[Spatial annotation entries]

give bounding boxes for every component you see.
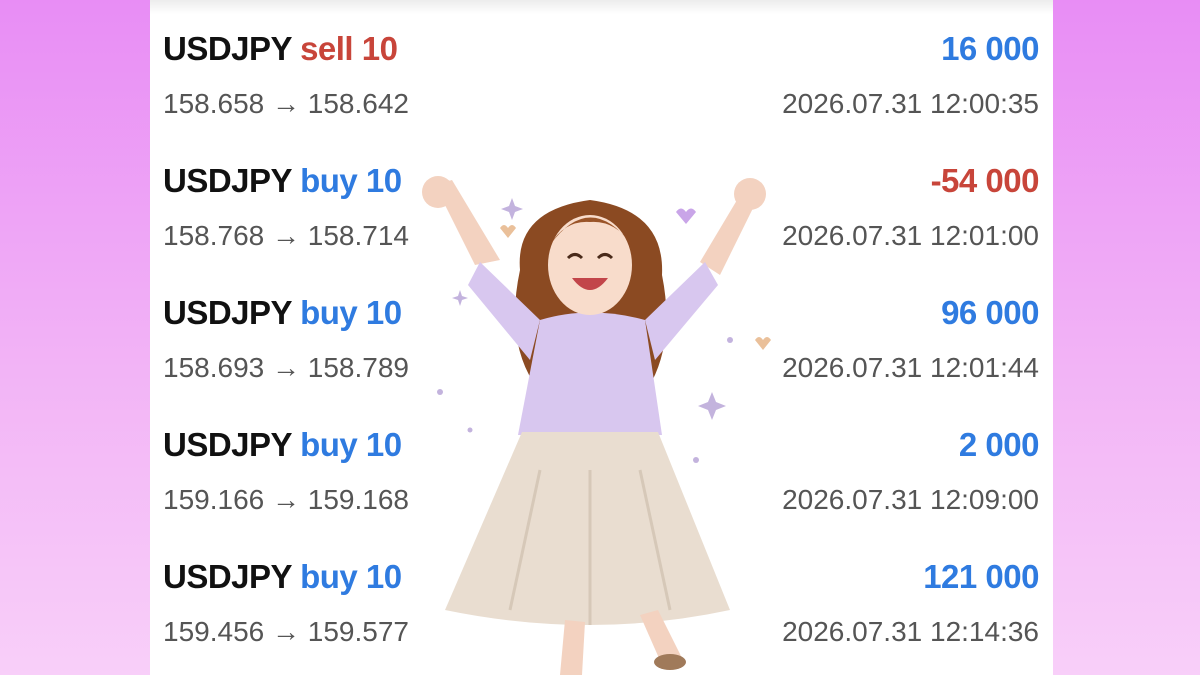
trade-title: USDJPY buy 10	[163, 162, 402, 200]
trade-side-volume: buy 10	[300, 426, 402, 463]
trade-prices: 159.456 → 159.577	[163, 616, 409, 647]
trade-title: USDJPY buy 10	[163, 294, 402, 332]
trade-symbol: USDJPY	[163, 30, 293, 67]
trade-prices: 158.768 → 158.714	[163, 220, 409, 251]
trade-title: USDJPY sell 10	[163, 30, 398, 68]
trade-time: 2026.07.31 12:01:00	[782, 220, 1039, 251]
trade-profit: 2 000	[958, 426, 1040, 463]
trade-profit: 16 000	[941, 30, 1039, 67]
trade-symbol: USDJPY	[163, 558, 293, 595]
trade-side-volume: sell 10	[300, 30, 398, 67]
trade-time: 2026.07.31 12:14:36	[782, 616, 1039, 647]
trade-profit: 121 000	[923, 558, 1039, 595]
trade-time: 2026.07.31 12:09:00	[782, 484, 1039, 515]
trade-side-volume: buy 10	[300, 294, 402, 331]
trade-profit: 96 000	[941, 294, 1039, 331]
trade-symbol: USDJPY	[163, 426, 293, 463]
trade-time: 2026.07.31 12:00:35	[782, 88, 1039, 119]
trade-side-volume: buy 10	[300, 558, 402, 595]
trade-symbol: USDJPY	[163, 294, 293, 331]
trade-prices: 158.693 → 158.789	[163, 352, 409, 383]
trade-row[interactable]: USDJPY sell 10 158.658 → 158.642 16 000 2…	[150, 0, 1053, 132]
trade-prices: 159.166 → 159.168	[163, 484, 409, 515]
trade-symbol: USDJPY	[163, 162, 293, 199]
trade-time: 2026.07.31 12:01:44	[782, 352, 1039, 383]
trade-prices: 158.658 → 158.642	[163, 88, 409, 119]
cheering-woman-illustration	[400, 170, 790, 675]
trade-title: USDJPY buy 10	[163, 426, 402, 464]
trade-title: USDJPY buy 10	[163, 558, 402, 596]
trade-profit: -54 000	[930, 162, 1040, 199]
trade-side-volume: buy 10	[300, 162, 402, 199]
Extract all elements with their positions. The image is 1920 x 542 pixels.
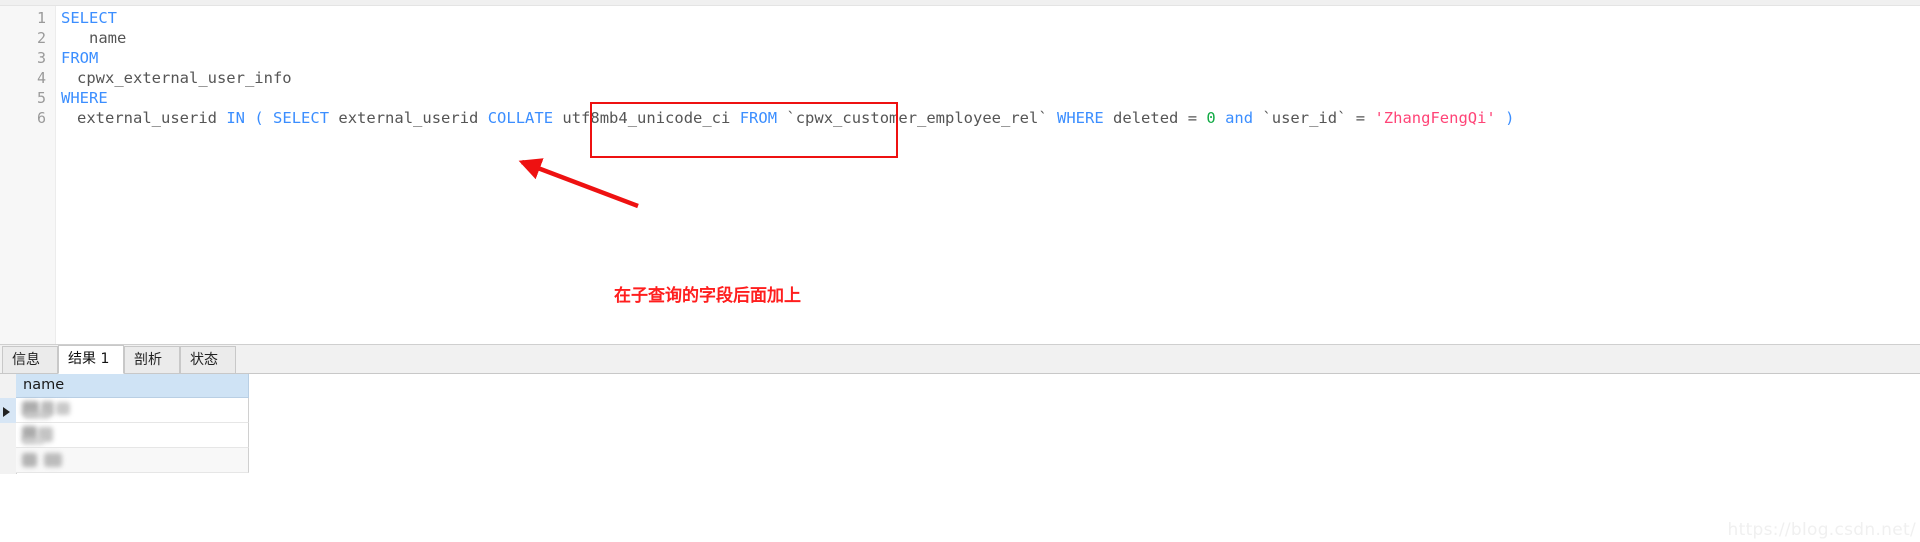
sql-client-window: 1 2 3 4 5 6 SELECT name FROM cpwx_extern… xyxy=(0,0,1920,542)
table-row[interactable] xyxy=(16,423,249,448)
table-row[interactable] xyxy=(16,398,249,423)
sub-table-name: `cpwx_customer_employee_rel` xyxy=(786,109,1048,127)
line-number: 3 xyxy=(36,49,46,67)
sub-column: external_userid xyxy=(338,109,479,127)
code-line-3: FROM xyxy=(61,48,98,68)
column-header-name[interactable]: name xyxy=(16,374,249,398)
watermark: https://blog.csdn.net/ xyxy=(1727,520,1916,540)
tab-label: 状态 xyxy=(190,352,218,368)
annotation-caption: 在子查询的字段后面加上 xyxy=(614,286,801,306)
keyword-subfrom: FROM xyxy=(739,109,778,127)
row-indicator-column xyxy=(0,374,17,474)
equals-operator-2: = xyxy=(1355,109,1366,127)
equals-operator: = xyxy=(1187,109,1198,127)
numeric-literal: 0 xyxy=(1206,109,1216,127)
keyword-where: WHERE xyxy=(61,89,108,107)
line-number: 4 xyxy=(36,69,46,87)
keyword-from: FROM xyxy=(61,49,99,67)
paren-open: ( xyxy=(254,109,264,127)
keyword-select: SELECT xyxy=(61,9,117,27)
table-row[interactable] xyxy=(16,448,249,473)
code-line-1: SELECT xyxy=(61,8,117,28)
code-line-4: cpwx_external_user_info xyxy=(77,68,292,88)
tab-result-1[interactable]: 结果 1 xyxy=(58,345,124,374)
results-panel: 信息 结果 1 剖析 状态 name xyxy=(0,344,1920,542)
code-area[interactable]: SELECT name FROM cpwx_external_user_info… xyxy=(55,6,1920,344)
keyword-in: IN xyxy=(226,109,245,127)
keyword-subselect: SELECT xyxy=(273,109,330,127)
tab-status[interactable]: 状态 xyxy=(180,346,236,373)
outer-column: external_userid xyxy=(77,109,217,127)
tab-profile[interactable]: 剖析 xyxy=(124,346,180,373)
tab-label: 结果 1 xyxy=(68,351,110,367)
line-number: 6 xyxy=(36,109,46,127)
deleted-column: deleted xyxy=(1113,109,1179,127)
keyword-collate: COLLATE xyxy=(487,109,554,127)
column-name: name xyxy=(89,29,127,47)
sql-editor[interactable]: 1 2 3 4 5 6 SELECT name FROM cpwx_extern… xyxy=(0,6,1920,344)
line-number: 1 xyxy=(36,9,46,27)
current-row-marker-icon xyxy=(3,407,10,417)
collation-name: utf8mb4_unicode_ci xyxy=(562,109,731,127)
code-line-6: external_userid IN ( SELECT external_use… xyxy=(77,108,1514,128)
tab-label: 信息 xyxy=(12,352,40,368)
line-number-gutter: 1 2 3 4 5 6 xyxy=(0,6,56,344)
results-tabbar[interactable]: 信息 结果 1 剖析 状态 xyxy=(0,345,1920,374)
keyword-subwhere: WHERE xyxy=(1057,109,1104,127)
user-id-column: `user_id` xyxy=(1262,109,1347,127)
code-line-2: name xyxy=(89,28,126,48)
string-literal: 'ZhangFengQi' xyxy=(1374,109,1496,127)
line-number: 2 xyxy=(36,29,46,47)
tab-label: 剖析 xyxy=(134,352,162,368)
paren-close: ) xyxy=(1505,109,1515,127)
keyword-and: and xyxy=(1225,109,1254,127)
tab-info[interactable]: 信息 xyxy=(2,346,58,373)
line-number: 5 xyxy=(36,89,46,107)
table-name: cpwx_external_user_info xyxy=(77,69,292,87)
column-header-label: name xyxy=(23,377,65,393)
code-line-5: WHERE xyxy=(61,88,108,108)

◆ WORK REQUIRED
Transcribe every line above word for word, leaving out the pictures.

◆ COMPLETE RESPONSE
give bounding boxes for every component you see.
trade-title: USDJPY buy 10	[163, 162, 402, 200]
trade-side-volume: buy 10	[300, 426, 402, 463]
trade-prices: 159.456 → 159.577	[163, 616, 409, 647]
trade-title: USDJPY buy 10	[163, 294, 402, 332]
trade-symbol: USDJPY	[163, 30, 293, 67]
trade-prices: 158.768 → 158.714	[163, 220, 409, 251]
trade-title: USDJPY sell 10	[163, 30, 398, 68]
trade-time: 2026.07.31 12:01:00	[782, 220, 1039, 251]
trade-profit: 2 000	[958, 426, 1040, 463]
trade-profit: 16 000	[941, 30, 1039, 67]
trade-symbol: USDJPY	[163, 558, 293, 595]
trade-side-volume: sell 10	[300, 30, 398, 67]
trade-time: 2026.07.31 12:14:36	[782, 616, 1039, 647]
trade-profit: 121 000	[923, 558, 1039, 595]
trade-time: 2026.07.31 12:09:00	[782, 484, 1039, 515]
trade-side-volume: buy 10	[300, 294, 402, 331]
trade-profit: 96 000	[941, 294, 1039, 331]
trade-symbol: USDJPY	[163, 426, 293, 463]
trade-time: 2026.07.31 12:00:35	[782, 88, 1039, 119]
trade-side-volume: buy 10	[300, 558, 402, 595]
trade-symbol: USDJPY	[163, 294, 293, 331]
trade-prices: 158.693 → 158.789	[163, 352, 409, 383]
trade-row[interactable]: USDJPY sell 10 158.658 → 158.642 16 000 2…	[150, 0, 1053, 132]
trade-prices: 159.166 → 159.168	[163, 484, 409, 515]
trade-symbol: USDJPY	[163, 162, 293, 199]
trade-time: 2026.07.31 12:01:44	[782, 352, 1039, 383]
trade-prices: 158.658 → 158.642	[163, 88, 409, 119]
cheering-woman-illustration	[400, 170, 790, 675]
trade-title: USDJPY buy 10	[163, 426, 402, 464]
trade-title: USDJPY buy 10	[163, 558, 402, 596]
trade-profit: -54 000	[930, 162, 1040, 199]
trade-side-volume: buy 10	[300, 162, 402, 199]
Extract all elements with their positions. The image is 1920 x 542 pixels.
sql-client-window: 1 2 3 4 5 6 SELECT name FROM cpwx_extern… xyxy=(0,0,1920,542)
table-row[interactable] xyxy=(16,423,249,448)
table-row[interactable] xyxy=(16,398,249,423)
sub-table-name: `cpwx_customer_employee_rel` xyxy=(786,109,1048,127)
line-number: 3 xyxy=(36,49,46,67)
sub-column: external_userid xyxy=(338,109,479,127)
code-line-3: FROM xyxy=(61,48,98,68)
column-header-name[interactable]: name xyxy=(16,374,249,398)
watermark: https://blog.csdn.net/ xyxy=(1727,520,1916,540)
tab-label: 状态 xyxy=(190,352,218,368)
annotation-caption: 在子查询的字段后面加上 xyxy=(614,286,801,306)
keyword-subfrom: FROM xyxy=(739,109,778,127)
row-indicator-column xyxy=(0,374,17,474)
equals-operator-2: = xyxy=(1355,109,1366,127)
equals-operator: = xyxy=(1187,109,1198,127)
numeric-literal: 0 xyxy=(1206,109,1216,127)
keyword-where: WHERE xyxy=(61,89,108,107)
line-number: 4 xyxy=(36,69,46,87)
keyword-from: FROM xyxy=(61,49,99,67)
paren-open: ( xyxy=(254,109,264,127)
keyword-select: SELECT xyxy=(61,9,117,27)
table-row[interactable] xyxy=(16,448,249,473)
code-line-1: SELECT xyxy=(61,8,117,28)
code-line-4: cpwx_external_user_info xyxy=(77,68,292,88)
tab-result-1[interactable]: 结果 1 xyxy=(58,345,124,374)
results-panel: 信息 结果 1 剖析 状态 name xyxy=(0,344,1920,542)
code-area[interactable]: SELECT name FROM cpwx_external_user_info… xyxy=(55,6,1920,344)
keyword-in: IN xyxy=(226,109,245,127)
keyword-subselect: SELECT xyxy=(273,109,330,127)
tab-status[interactable]: 状态 xyxy=(180,346,236,373)
outer-column: external_userid xyxy=(77,109,217,127)
tab-profile[interactable]: 剖析 xyxy=(124,346,180,373)
tab-label: 结果 1 xyxy=(68,351,110,367)
line-number: 6 xyxy=(36,109,46,127)
deleted-column: deleted xyxy=(1113,109,1179,127)
keyword-collate: COLLATE xyxy=(487,109,554,127)
column-name: name xyxy=(89,29,127,47)
sql-editor[interactable]: 1 2 3 4 5 6 SELECT name FROM cpwx_extern… xyxy=(0,6,1920,344)
line-number: 1 xyxy=(36,9,46,27)
current-row-marker-icon xyxy=(3,407,10,417)
collation-name: utf8mb4_unicode_ci xyxy=(562,109,731,127)
code-line-6: external_userid IN ( SELECT external_use… xyxy=(77,108,1514,128)
tab-label: 信息 xyxy=(12,352,40,368)
line-number-gutter: 1 2 3 4 5 6 xyxy=(0,6,56,344)
results-tabbar[interactable]: 信息 结果 1 剖析 状态 xyxy=(0,345,1920,374)
keyword-subwhere: WHERE xyxy=(1057,109,1104,127)
user-id-column: `user_id` xyxy=(1262,109,1347,127)
code-line-2: name xyxy=(89,28,126,48)
string-literal: 'ZhangFengQi' xyxy=(1374,109,1496,127)
line-number: 2 xyxy=(36,29,46,47)
tab-label: 剖析 xyxy=(134,352,162,368)
paren-close: ) xyxy=(1505,109,1515,127)
keyword-and: and xyxy=(1225,109,1254,127)
tab-info[interactable]: 信息 xyxy=(2,346,58,373)
line-number: 5 xyxy=(36,89,46,107)
table-name: cpwx_external_user_info xyxy=(77,69,292,87)
column-header-label: name xyxy=(23,377,65,393)
code-line-5: WHERE xyxy=(61,88,108,108)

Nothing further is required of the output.